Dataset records
----

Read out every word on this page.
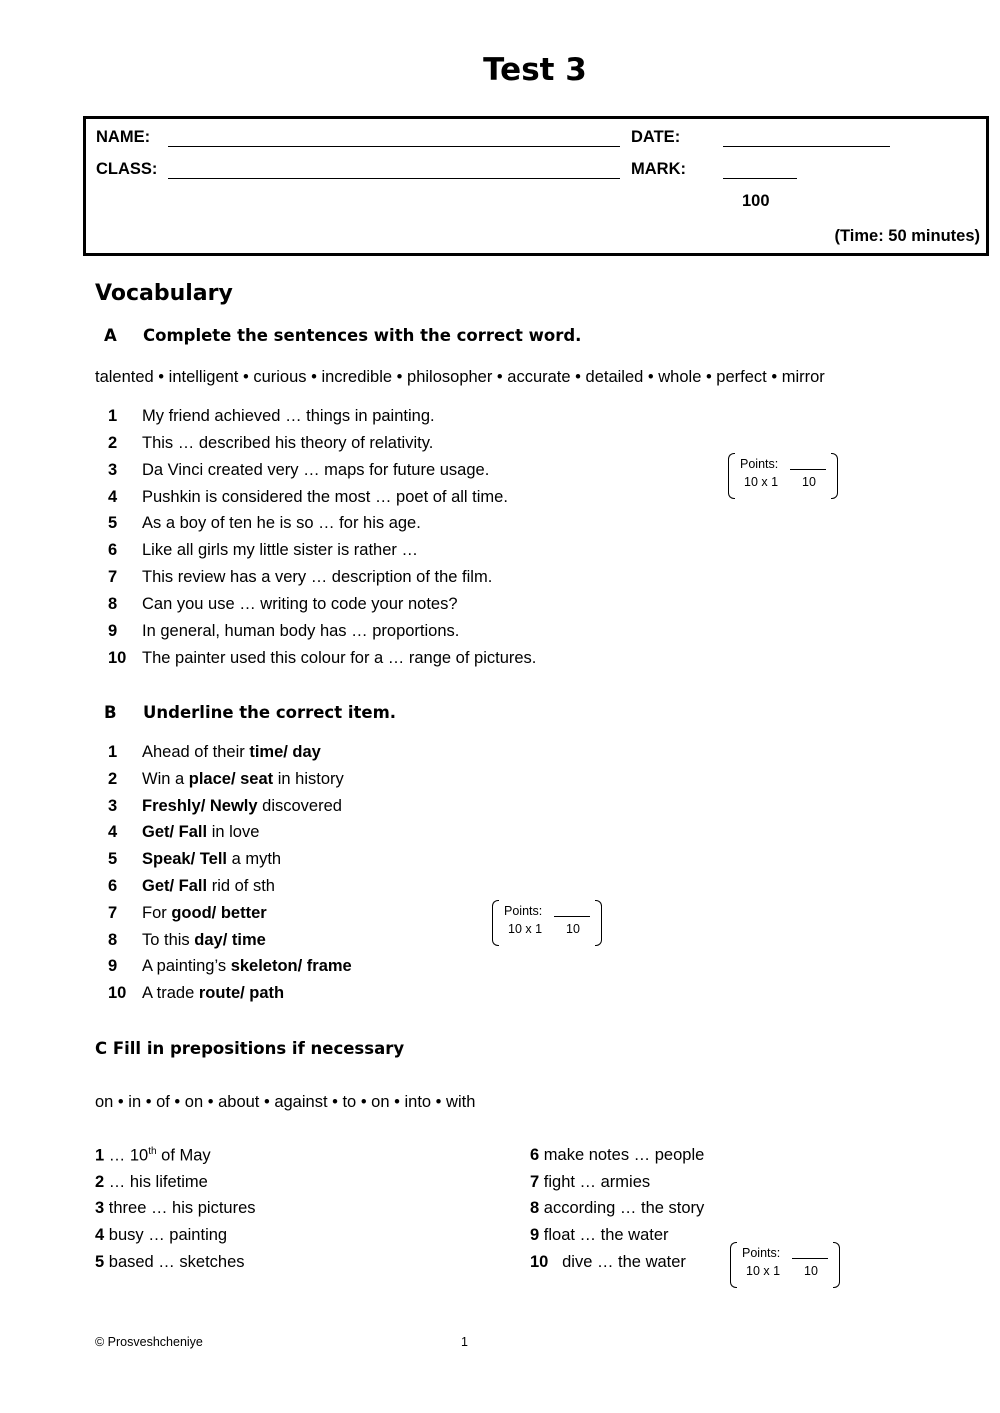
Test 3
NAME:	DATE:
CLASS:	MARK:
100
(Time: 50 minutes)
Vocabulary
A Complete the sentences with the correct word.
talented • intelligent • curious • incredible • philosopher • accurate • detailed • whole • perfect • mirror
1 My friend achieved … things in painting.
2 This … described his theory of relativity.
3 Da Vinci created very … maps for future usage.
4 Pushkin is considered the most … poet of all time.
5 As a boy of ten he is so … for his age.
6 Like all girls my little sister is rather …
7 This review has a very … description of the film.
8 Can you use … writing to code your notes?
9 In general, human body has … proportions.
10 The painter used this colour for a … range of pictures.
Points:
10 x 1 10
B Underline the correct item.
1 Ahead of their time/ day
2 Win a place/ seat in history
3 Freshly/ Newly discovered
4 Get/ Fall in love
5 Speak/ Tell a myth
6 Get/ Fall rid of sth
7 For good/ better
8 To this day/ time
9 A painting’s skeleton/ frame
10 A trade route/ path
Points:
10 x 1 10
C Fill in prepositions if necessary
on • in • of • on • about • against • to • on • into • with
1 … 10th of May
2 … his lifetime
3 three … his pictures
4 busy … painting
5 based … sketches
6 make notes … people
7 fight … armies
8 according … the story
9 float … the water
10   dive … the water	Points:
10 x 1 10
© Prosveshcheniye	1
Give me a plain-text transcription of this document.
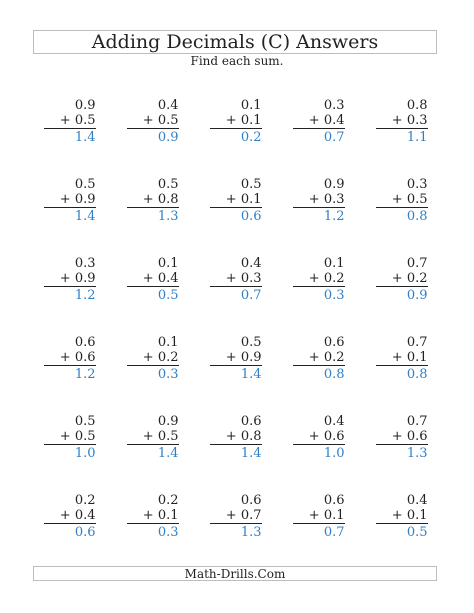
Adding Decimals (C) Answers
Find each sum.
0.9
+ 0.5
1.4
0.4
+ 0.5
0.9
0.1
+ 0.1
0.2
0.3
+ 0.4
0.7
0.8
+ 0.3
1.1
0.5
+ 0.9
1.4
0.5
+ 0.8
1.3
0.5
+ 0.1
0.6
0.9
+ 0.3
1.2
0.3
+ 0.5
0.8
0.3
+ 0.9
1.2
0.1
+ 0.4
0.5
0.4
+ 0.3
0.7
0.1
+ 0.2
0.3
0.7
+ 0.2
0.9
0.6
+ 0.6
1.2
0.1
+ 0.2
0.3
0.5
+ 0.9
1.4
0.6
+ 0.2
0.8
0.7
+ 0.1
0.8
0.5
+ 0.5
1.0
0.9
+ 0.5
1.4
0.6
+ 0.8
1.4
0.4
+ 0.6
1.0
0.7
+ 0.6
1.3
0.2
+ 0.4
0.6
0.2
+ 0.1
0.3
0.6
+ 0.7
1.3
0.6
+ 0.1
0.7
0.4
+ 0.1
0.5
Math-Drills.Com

----

» **Exercise directions**
In this exercise, set down all of the data exactly, without the pictures.

» **Output for this exercise**
Read out every word on this page.
Test 3
NAME:	DATE:
CLASS:	MARK:
100
(Time: 50 minutes)
Vocabulary
A Complete the sentences with the correct word.
talented • intelligent • curious • incredible • philosopher • accurate • detailed • whole • perfect • mirror
1 My friend achieved … things in painting.
2 This … described his theory of relativity.
3 Da Vinci created very … maps for future usage.
4 Pushkin is considered the most … poet of all time.
5 As a boy of ten he is so … for his age.
6 Like all girls my little sister is rather …
7 This review has a very … description of the film.
8 Can you use … writing to code your notes?
9 In general, human body has … proportions.
10 The painter used this colour for a … range of pictures.
Points:
10 x 1 10
B Underline the correct item.
1 Ahead of their time/ day
2 Win a place/ seat in history
3 Freshly/ Newly discovered
4 Get/ Fall in love
5 Speak/ Tell a myth
6 Get/ Fall rid of sth
7 For good/ better
8 To this day/ time
9 A painting’s skeleton/ frame
10 A trade route/ path
Points:
10 x 1 10
C Fill in prepositions if necessary
on • in • of • on • about • against • to • on • into • with
1 … 10th of May
2 … his lifetime
3 three … his pictures
4 busy … painting
5 based … sketches
6 make notes … people
7 fight … armies
8 according … the story
9 float … the water
10   dive … the water	Points:
10 x 1 10
© Prosveshcheniye	1
Give me a plain-text transcription of this document.
Adding Decimals (C) Answers
Find each sum.
0.9
+ 0.5
1.4
0.4
+ 0.5
0.9
0.1
+ 0.1
0.2
0.3
+ 0.4
0.7
0.8
+ 0.3
1.1
0.5
+ 0.9
1.4
0.5
+ 0.8
1.3
0.5
+ 0.1
0.6
0.9
+ 0.3
1.2
0.3
+ 0.5
0.8
0.3
+ 0.9
1.2
0.1
+ 0.4
0.5
0.4
+ 0.3
0.7
0.1
+ 0.2
0.3
0.7
+ 0.2
0.9
0.6
+ 0.6
1.2
0.1
+ 0.2
0.3
0.5
+ 0.9
1.4
0.6
+ 0.2
0.8
0.7
+ 0.1
0.8
0.5
+ 0.5
1.0
0.9
+ 0.5
1.4
0.6
+ 0.8
1.4
0.4
+ 0.6
1.0
0.7
+ 0.6
1.3
0.2
+ 0.4
0.6
0.2
+ 0.1
0.3
0.6
+ 0.7
1.3
0.6
+ 0.1
0.7
0.4
+ 0.1
0.5
Math-Drills.Com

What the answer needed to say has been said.